## SET TASK
Repeat the material below exactly, with no pictures.
# START OF STORED ROWS
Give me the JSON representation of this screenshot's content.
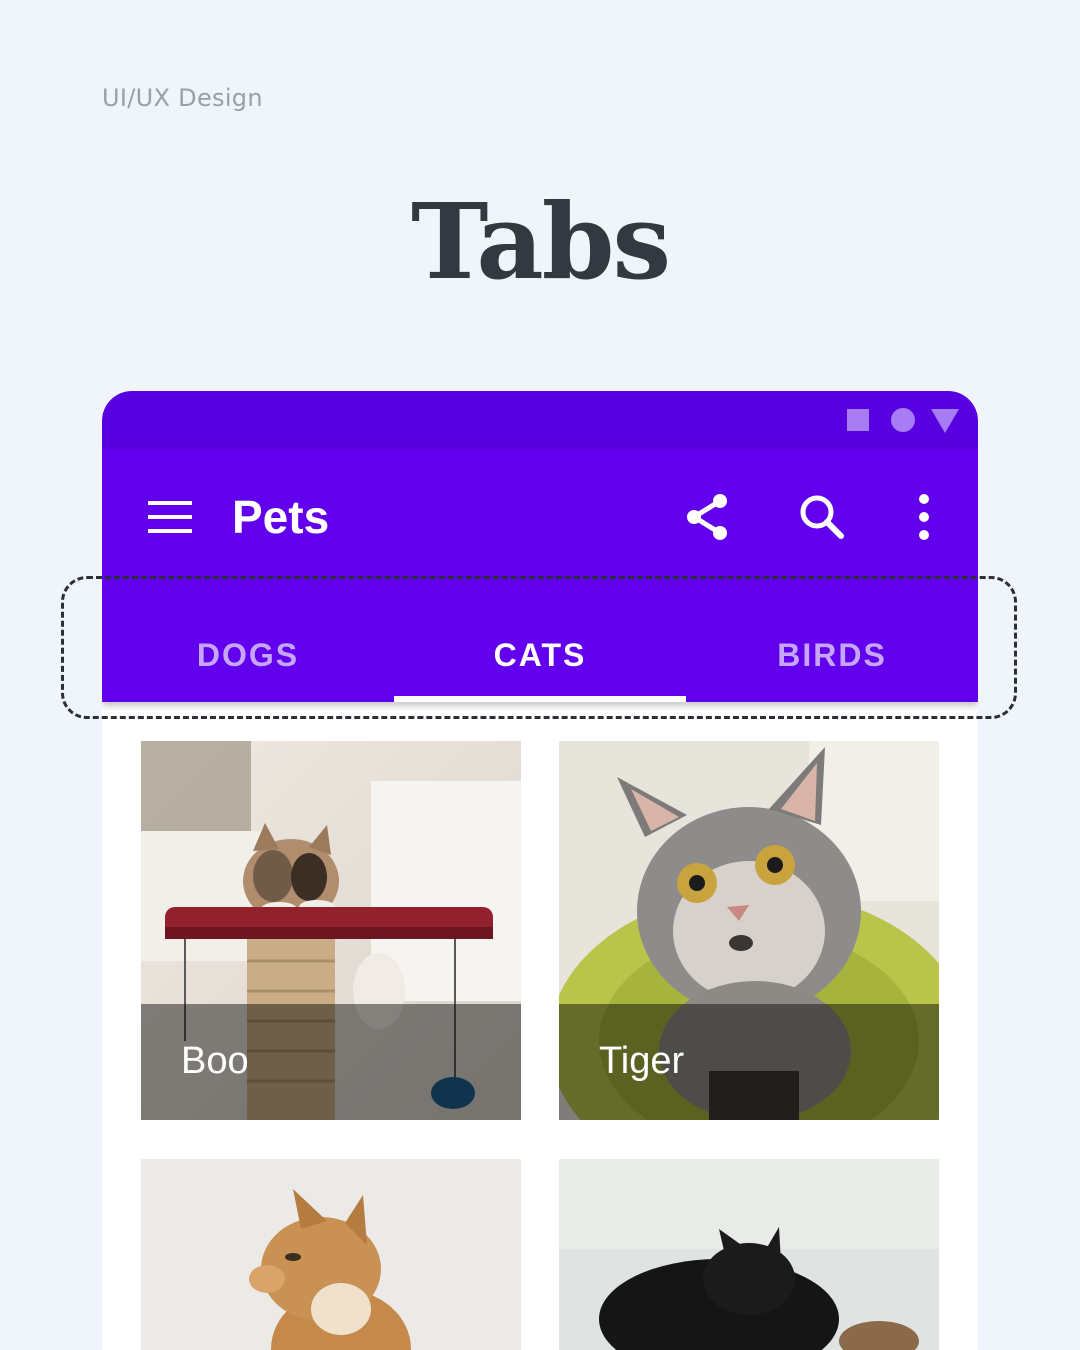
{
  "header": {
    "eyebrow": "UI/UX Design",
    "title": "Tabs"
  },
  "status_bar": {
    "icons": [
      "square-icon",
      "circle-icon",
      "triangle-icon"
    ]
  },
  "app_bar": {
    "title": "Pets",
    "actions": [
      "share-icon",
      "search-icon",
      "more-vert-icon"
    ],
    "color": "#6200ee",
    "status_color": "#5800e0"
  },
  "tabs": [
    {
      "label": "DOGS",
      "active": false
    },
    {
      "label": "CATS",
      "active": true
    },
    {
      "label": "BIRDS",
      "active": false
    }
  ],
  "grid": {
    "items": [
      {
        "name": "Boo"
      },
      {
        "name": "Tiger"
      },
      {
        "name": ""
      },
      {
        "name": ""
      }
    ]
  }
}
# END OF STORED ROWS
## TASK SOLUTION
Give me the JSON representation of this screenshot's content.
{
  "header": {
    "eyebrow": "UI/UX Design",
    "title": "Tabs"
  },
  "status_bar": {
    "icons": [
      "square-icon",
      "circle-icon",
      "triangle-icon"
    ]
  },
  "app_bar": {
    "title": "Pets",
    "actions": [
      "share-icon",
      "search-icon",
      "more-vert-icon"
    ],
    "color": "#6200ee",
    "status_color": "#5800e0"
  },
  "tabs": [
    {
      "label": "DOGS",
      "active": false
    },
    {
      "label": "CATS",
      "active": true
    },
    {
      "label": "BIRDS",
      "active": false
    }
  ],
  "grid": {
    "items": [
      {
        "name": "Boo"
      },
      {
        "name": "Tiger"
      },
      {
        "name": ""
      },
      {
        "name": ""
      }
    ]
  }
}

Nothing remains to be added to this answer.